Repeat every record below exactly as it appears.
— START MATERIAL FOR THIS TASK —
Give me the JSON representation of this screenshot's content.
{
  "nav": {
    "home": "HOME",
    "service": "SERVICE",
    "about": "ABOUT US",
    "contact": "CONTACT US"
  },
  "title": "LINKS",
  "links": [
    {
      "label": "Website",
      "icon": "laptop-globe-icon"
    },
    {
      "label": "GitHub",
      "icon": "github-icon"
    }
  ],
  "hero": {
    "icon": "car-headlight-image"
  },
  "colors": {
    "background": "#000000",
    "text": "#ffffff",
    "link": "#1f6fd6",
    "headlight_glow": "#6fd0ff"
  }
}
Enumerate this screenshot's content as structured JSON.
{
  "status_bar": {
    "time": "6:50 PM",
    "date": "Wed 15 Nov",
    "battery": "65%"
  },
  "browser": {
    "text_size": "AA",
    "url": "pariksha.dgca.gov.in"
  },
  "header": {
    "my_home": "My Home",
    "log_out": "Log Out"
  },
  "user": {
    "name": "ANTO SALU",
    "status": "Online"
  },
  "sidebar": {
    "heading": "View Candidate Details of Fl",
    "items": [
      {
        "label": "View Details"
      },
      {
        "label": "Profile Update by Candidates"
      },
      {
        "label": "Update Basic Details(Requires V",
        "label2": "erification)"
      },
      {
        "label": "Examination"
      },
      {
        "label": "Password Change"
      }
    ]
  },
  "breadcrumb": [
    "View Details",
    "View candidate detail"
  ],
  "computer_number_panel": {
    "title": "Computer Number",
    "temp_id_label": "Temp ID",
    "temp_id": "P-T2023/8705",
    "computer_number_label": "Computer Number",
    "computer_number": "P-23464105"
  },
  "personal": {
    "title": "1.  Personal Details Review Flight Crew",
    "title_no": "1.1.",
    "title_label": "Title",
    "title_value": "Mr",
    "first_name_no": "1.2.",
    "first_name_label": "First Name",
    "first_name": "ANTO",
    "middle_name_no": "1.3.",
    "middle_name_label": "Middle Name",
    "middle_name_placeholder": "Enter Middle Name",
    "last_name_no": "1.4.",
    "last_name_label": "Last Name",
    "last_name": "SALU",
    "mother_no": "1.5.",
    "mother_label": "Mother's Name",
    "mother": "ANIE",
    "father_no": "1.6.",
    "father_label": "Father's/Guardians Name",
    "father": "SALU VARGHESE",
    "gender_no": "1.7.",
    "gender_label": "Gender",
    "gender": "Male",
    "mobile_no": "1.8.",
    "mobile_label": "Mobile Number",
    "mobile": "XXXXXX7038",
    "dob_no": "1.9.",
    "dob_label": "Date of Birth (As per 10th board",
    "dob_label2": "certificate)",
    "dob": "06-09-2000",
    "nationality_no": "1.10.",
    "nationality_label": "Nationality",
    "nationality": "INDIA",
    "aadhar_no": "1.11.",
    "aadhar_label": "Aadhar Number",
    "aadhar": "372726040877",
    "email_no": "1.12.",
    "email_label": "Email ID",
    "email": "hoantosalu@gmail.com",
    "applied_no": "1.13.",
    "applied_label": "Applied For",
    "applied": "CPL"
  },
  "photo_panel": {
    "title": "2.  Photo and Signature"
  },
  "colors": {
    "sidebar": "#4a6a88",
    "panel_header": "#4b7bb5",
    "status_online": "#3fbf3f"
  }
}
— END MATERIAL FOR THIS TASK —
TASK RESULT:
Give me the JSON representation of this screenshot's content.
{
  "nav": {
    "home": "HOME",
    "service": "SERVICE",
    "about": "ABOUT US",
    "contact": "CONTACT US"
  },
  "title": "LINKS",
  "links": [
    {
      "label": "Website",
      "icon": "laptop-globe-icon"
    },
    {
      "label": "GitHub",
      "icon": "github-icon"
    }
  ],
  "hero": {
    "icon": "car-headlight-image"
  },
  "colors": {
    "background": "#000000",
    "text": "#ffffff",
    "link": "#1f6fd6",
    "headlight_glow": "#6fd0ff"
  }
}
Enumerate this screenshot's content as structured JSON.
{
  "status_bar": {
    "time": "6:50 PM",
    "date": "Wed 15 Nov",
    "battery": "65%"
  },
  "browser": {
    "text_size": "AA",
    "url": "pariksha.dgca.gov.in"
  },
  "header": {
    "my_home": "My Home",
    "log_out": "Log Out"
  },
  "user": {
    "name": "ANTO SALU",
    "status": "Online"
  },
  "sidebar": {
    "heading": "View Candidate Details of Fl",
    "items": [
      {
        "label": "View Details"
      },
      {
        "label": "Profile Update by Candidates"
      },
      {
        "label": "Update Basic Details(Requires V",
        "label2": "erification)"
      },
      {
        "label": "Examination"
      },
      {
        "label": "Password Change"
      }
    ]
  },
  "breadcrumb": [
    "View Details",
    "View candidate detail"
  ],
  "computer_number_panel": {
    "title": "Computer Number",
    "temp_id_label": "Temp ID",
    "temp_id": "P-T2023/8705",
    "computer_number_label": "Computer Number",
    "computer_number": "P-23464105"
  },
  "personal": {
    "title": "1.  Personal Details Review Flight Crew",
    "title_no": "1.1.",
    "title_label": "Title",
    "title_value": "Mr",
    "first_name_no": "1.2.",
    "first_name_label": "First Name",
    "first_name": "ANTO",
    "middle_name_no": "1.3.",
    "middle_name_label": "Middle Name",
    "middle_name_placeholder": "Enter Middle Name",
    "last_name_no": "1.4.",
    "last_name_label": "Last Name",
    "last_name": "SALU",
    "mother_no": "1.5.",
    "mother_label": "Mother's Name",
    "mother": "ANIE",
    "father_no": "1.6.",
    "father_label": "Father's/Guardians Name",
    "father": "SALU VARGHESE",
    "gender_no": "1.7.",
    "gender_label": "Gender",
    "gender": "Male",
    "mobile_no": "1.8.",
    "mobile_label": "Mobile Number",
    "mobile": "XXXXXX7038",
    "dob_no": "1.9.",
    "dob_label": "Date of Birth (As per 10th board",
    "dob_label2": "certificate)",
    "dob": "06-09-2000",
    "nationality_no": "1.10.",
    "nationality_label": "Nationality",
    "nationality": "INDIA",
    "aadhar_no": "1.11.",
    "aadhar_label": "Aadhar Number",
    "aadhar": "372726040877",
    "email_no": "1.12.",
    "email_label": "Email ID",
    "email": "hoantosalu@gmail.com",
    "applied_no": "1.13.",
    "applied_label": "Applied For",
    "applied": "CPL"
  },
  "photo_panel": {
    "title": "2.  Photo and Signature"
  },
  "colors": {
    "sidebar": "#4a6a88",
    "panel_header": "#4b7bb5",
    "status_online": "#3fbf3f"
  }
}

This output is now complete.